>>>

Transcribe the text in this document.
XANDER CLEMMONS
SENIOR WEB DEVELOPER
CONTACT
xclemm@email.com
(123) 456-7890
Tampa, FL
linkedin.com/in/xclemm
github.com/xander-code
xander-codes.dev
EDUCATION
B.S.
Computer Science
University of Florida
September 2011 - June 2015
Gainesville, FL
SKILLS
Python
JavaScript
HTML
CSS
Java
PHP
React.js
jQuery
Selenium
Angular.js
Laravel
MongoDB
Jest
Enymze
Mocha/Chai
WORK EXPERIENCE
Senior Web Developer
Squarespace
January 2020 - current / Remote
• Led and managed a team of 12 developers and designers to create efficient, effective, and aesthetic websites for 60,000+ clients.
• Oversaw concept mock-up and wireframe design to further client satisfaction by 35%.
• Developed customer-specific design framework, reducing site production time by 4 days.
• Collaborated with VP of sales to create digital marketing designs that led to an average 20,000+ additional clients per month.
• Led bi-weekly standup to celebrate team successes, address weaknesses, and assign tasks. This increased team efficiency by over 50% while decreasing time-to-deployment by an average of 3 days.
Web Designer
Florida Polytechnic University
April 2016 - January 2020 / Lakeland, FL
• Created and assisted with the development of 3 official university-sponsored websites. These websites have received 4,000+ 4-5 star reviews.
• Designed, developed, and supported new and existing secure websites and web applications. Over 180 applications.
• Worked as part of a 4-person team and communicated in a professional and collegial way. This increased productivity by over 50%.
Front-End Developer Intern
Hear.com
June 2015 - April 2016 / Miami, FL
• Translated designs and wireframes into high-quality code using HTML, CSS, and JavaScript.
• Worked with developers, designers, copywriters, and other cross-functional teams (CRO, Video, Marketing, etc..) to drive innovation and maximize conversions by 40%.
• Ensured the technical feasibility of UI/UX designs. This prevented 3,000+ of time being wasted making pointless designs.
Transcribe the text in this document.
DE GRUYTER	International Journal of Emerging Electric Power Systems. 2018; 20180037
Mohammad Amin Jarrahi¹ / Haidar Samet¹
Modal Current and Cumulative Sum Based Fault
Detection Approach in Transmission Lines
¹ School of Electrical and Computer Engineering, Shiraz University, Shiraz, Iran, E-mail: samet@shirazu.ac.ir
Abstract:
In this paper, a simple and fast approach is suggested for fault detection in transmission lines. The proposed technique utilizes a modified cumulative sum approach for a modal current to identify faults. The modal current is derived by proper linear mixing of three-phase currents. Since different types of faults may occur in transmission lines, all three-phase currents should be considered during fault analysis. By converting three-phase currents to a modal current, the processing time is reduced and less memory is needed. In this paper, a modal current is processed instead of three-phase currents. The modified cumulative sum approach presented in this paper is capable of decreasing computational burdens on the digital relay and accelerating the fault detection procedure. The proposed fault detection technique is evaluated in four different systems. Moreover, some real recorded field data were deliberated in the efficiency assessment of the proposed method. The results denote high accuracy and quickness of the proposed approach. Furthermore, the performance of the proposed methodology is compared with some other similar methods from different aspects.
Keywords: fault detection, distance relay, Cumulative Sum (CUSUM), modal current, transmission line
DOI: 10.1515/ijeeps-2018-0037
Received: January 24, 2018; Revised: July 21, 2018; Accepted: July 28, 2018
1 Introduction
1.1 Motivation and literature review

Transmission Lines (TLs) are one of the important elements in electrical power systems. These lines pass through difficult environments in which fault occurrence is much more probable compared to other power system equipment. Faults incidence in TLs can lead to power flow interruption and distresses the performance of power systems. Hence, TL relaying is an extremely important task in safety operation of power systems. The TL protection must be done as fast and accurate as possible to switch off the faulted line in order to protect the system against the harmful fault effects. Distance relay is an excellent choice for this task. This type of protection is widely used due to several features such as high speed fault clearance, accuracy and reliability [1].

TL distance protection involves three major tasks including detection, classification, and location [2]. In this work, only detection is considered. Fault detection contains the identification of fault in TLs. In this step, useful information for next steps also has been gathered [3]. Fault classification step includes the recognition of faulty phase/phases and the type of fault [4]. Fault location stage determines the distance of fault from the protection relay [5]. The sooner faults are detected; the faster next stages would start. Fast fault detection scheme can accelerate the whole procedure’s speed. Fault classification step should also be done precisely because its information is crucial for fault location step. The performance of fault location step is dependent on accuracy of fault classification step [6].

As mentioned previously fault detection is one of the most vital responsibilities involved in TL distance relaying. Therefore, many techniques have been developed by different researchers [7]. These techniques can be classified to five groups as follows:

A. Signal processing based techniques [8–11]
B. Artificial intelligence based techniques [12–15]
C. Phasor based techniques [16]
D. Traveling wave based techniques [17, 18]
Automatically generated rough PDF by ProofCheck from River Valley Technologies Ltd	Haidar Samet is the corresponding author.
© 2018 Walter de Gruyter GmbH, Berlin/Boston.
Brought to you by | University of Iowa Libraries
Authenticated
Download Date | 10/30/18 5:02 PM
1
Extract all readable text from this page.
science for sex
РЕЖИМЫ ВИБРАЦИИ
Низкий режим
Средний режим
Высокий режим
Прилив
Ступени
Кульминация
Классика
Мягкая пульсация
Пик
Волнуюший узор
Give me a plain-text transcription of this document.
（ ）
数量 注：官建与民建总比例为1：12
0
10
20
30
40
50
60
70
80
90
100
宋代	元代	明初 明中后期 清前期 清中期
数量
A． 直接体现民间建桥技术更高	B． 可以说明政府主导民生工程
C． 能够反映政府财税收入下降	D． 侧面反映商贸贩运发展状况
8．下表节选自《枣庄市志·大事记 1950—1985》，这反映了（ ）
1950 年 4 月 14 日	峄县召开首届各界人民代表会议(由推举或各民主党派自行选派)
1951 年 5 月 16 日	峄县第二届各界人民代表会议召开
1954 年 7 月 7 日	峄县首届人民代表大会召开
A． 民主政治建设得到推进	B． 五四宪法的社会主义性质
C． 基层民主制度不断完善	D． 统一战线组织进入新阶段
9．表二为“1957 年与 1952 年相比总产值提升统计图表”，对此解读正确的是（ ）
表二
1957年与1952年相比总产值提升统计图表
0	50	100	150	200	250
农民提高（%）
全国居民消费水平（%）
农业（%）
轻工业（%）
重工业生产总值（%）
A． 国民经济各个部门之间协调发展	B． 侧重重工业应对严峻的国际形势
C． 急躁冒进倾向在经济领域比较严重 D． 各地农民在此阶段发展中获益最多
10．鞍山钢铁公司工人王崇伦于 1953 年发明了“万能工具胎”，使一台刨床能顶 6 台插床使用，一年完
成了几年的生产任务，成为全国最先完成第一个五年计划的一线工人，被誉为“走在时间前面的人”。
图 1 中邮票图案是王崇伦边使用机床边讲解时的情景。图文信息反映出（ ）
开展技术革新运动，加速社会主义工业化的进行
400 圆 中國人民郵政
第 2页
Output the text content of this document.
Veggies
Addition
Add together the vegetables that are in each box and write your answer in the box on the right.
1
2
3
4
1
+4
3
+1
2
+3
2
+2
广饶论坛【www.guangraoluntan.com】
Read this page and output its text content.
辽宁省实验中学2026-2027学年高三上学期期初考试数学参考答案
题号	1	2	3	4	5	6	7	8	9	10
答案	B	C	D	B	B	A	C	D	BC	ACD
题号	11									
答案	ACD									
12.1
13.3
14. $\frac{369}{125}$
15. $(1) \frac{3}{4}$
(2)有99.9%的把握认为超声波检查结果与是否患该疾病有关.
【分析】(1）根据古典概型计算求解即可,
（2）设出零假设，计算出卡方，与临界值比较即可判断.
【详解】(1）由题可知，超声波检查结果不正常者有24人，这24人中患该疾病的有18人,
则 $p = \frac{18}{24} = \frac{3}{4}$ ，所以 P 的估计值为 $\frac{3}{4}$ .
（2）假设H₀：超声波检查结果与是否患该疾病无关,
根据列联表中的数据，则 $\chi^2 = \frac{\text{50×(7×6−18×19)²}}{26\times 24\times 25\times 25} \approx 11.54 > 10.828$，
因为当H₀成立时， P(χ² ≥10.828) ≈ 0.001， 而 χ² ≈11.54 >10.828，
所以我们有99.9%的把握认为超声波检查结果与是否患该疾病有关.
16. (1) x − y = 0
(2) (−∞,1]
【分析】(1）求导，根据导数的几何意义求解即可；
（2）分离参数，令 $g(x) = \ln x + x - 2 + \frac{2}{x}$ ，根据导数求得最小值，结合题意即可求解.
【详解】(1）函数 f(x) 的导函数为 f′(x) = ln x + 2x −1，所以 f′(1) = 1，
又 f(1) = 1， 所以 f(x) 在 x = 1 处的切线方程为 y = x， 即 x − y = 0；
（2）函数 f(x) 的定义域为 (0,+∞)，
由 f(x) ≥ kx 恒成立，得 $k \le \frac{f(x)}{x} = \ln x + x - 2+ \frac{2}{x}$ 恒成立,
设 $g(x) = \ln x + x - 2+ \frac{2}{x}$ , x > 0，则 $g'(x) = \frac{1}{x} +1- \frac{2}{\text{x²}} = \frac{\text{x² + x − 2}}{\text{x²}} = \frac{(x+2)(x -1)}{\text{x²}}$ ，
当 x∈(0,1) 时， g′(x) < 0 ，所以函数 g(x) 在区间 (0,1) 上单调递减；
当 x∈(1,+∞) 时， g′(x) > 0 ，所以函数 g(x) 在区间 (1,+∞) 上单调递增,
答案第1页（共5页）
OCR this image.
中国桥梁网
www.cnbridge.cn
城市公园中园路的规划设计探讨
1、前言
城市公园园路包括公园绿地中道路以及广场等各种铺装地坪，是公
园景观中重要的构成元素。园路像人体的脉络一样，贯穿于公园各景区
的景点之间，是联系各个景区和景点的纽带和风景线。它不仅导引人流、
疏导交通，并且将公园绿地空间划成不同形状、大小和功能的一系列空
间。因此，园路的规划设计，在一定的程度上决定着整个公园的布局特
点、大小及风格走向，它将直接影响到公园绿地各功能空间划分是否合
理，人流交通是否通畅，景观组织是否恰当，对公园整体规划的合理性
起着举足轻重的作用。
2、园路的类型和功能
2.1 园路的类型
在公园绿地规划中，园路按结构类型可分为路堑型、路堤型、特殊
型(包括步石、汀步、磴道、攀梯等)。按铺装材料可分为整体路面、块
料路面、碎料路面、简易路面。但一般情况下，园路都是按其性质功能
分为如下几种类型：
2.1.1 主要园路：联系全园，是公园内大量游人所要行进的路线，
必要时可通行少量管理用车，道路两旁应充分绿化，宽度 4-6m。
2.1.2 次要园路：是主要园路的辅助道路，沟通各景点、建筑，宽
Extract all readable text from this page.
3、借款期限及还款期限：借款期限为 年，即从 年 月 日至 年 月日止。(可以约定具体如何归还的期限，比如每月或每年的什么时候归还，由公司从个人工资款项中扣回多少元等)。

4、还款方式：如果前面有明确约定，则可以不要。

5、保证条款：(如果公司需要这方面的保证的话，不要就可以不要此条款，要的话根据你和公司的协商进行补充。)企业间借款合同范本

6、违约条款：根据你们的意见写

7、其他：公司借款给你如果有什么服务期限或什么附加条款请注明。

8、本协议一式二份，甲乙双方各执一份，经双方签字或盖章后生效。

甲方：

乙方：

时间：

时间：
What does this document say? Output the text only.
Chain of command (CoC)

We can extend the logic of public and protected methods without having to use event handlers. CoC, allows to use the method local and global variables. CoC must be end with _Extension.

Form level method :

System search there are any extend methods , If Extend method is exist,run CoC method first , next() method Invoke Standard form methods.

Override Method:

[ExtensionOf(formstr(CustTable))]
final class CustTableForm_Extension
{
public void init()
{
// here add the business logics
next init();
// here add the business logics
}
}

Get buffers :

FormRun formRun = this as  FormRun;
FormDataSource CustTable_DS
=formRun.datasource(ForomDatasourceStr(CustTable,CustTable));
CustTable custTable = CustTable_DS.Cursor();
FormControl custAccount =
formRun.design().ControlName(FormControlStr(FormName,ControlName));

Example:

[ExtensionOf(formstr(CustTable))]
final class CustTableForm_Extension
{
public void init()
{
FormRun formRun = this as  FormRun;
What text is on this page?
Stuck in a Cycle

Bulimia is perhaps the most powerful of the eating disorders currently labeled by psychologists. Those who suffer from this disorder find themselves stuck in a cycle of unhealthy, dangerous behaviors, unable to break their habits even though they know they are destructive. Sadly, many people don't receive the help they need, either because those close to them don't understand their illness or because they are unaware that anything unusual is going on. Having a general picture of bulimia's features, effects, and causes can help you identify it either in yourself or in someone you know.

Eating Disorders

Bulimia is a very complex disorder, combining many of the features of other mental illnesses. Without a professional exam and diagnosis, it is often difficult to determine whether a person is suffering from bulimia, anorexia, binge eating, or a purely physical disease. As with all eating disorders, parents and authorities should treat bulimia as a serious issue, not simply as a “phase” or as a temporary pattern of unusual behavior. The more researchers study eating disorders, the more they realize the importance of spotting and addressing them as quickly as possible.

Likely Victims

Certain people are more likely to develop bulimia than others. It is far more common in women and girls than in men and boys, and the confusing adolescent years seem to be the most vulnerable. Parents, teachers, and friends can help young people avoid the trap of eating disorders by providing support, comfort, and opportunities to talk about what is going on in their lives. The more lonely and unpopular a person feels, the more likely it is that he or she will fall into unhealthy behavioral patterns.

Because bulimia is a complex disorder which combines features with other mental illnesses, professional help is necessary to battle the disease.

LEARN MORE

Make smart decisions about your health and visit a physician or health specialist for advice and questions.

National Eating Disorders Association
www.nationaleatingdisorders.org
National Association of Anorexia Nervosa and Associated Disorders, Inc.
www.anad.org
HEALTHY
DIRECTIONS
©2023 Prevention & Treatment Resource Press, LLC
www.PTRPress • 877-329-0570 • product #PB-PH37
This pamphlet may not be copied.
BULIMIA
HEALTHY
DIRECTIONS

<<<

DIRECTIONS FOR THIS TASK: Extract each line from the listing that holds the word "professional".

RESULT OF THIS TASK:
• Worked as part of a 4-person team and communicated in a professional and collegial way. This increased productivity by over 50%.
Bulimia is a very complex disorder, combining many of the features of other mental illnesses. Without a professional exam and diagnosis, it is often difficult to determine whether a person is suffering from bulimia, anorexia, binge eating, or a purely physical disease. As with all eating disorders, parents and authorities should treat bulimia as a serious issue, not simply as a “phase” or as a temporary pattern of unusual behavior. The more researchers study eating disorders, the more they realize the importance of spotting and addressing them as quickly as possible.
Because bulimia is a complex disorder which combines features with other mental illnesses, professional help is necessary to battle the disease.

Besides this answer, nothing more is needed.